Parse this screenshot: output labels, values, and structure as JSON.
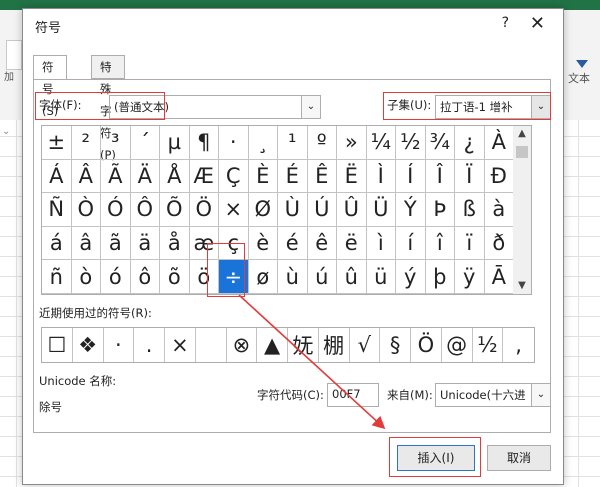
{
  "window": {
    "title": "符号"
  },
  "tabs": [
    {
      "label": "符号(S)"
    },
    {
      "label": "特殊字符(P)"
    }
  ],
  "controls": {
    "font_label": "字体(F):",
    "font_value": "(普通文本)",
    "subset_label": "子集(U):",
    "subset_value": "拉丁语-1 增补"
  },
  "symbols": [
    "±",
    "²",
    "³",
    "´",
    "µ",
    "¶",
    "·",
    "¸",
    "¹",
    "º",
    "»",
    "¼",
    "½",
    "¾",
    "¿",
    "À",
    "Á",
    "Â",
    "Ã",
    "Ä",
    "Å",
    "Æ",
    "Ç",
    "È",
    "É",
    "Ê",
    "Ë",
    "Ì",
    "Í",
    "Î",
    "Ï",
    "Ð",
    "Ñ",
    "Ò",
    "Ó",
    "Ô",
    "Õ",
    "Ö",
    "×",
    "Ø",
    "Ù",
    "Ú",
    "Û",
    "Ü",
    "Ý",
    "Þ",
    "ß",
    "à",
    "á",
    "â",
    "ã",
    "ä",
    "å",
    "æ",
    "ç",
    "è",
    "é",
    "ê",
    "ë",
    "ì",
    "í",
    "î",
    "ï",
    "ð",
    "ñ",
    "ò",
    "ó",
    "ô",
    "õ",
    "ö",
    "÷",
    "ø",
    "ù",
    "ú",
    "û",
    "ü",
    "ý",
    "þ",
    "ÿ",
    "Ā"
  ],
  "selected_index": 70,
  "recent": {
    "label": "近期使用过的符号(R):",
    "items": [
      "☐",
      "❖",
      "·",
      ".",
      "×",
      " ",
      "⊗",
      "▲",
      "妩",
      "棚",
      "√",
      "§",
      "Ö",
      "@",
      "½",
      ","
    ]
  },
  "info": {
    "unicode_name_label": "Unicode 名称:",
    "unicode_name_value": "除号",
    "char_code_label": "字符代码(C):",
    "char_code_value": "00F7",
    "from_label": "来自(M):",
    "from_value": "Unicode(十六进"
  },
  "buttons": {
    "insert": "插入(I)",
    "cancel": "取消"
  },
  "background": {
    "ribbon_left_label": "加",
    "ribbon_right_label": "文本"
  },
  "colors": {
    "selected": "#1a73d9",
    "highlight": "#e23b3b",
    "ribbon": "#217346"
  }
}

...

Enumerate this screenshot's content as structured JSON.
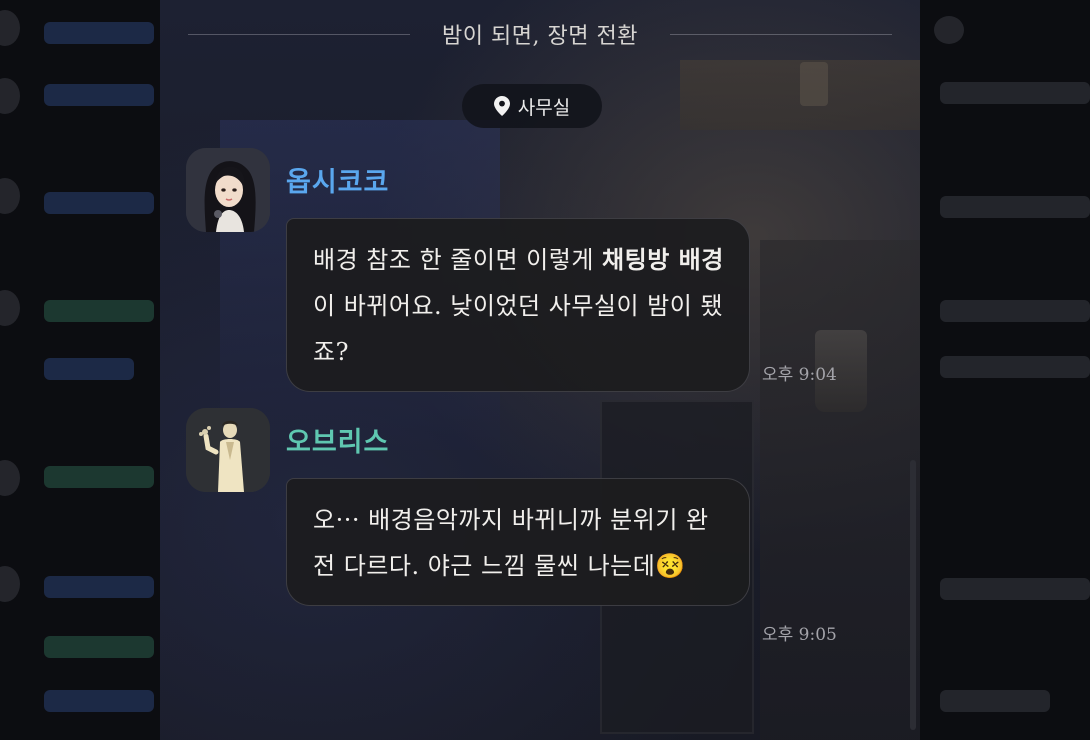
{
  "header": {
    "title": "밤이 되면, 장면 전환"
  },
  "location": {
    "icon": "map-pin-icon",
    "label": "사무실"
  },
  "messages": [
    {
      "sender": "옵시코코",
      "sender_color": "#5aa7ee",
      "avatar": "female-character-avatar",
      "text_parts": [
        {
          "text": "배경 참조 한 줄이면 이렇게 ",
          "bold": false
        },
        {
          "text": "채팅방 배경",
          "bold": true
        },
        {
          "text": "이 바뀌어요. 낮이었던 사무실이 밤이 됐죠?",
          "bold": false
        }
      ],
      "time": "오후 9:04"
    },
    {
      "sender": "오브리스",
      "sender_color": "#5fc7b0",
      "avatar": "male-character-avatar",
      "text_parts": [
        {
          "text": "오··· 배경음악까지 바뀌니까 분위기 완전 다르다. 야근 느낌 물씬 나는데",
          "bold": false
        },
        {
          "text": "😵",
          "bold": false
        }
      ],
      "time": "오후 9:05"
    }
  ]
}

# [Given problem]
Gather up the lines that contain the word "avatar".

# [Final result]
      "avatar": "female-character-avatar",
      "avatar": "male-character-avatar",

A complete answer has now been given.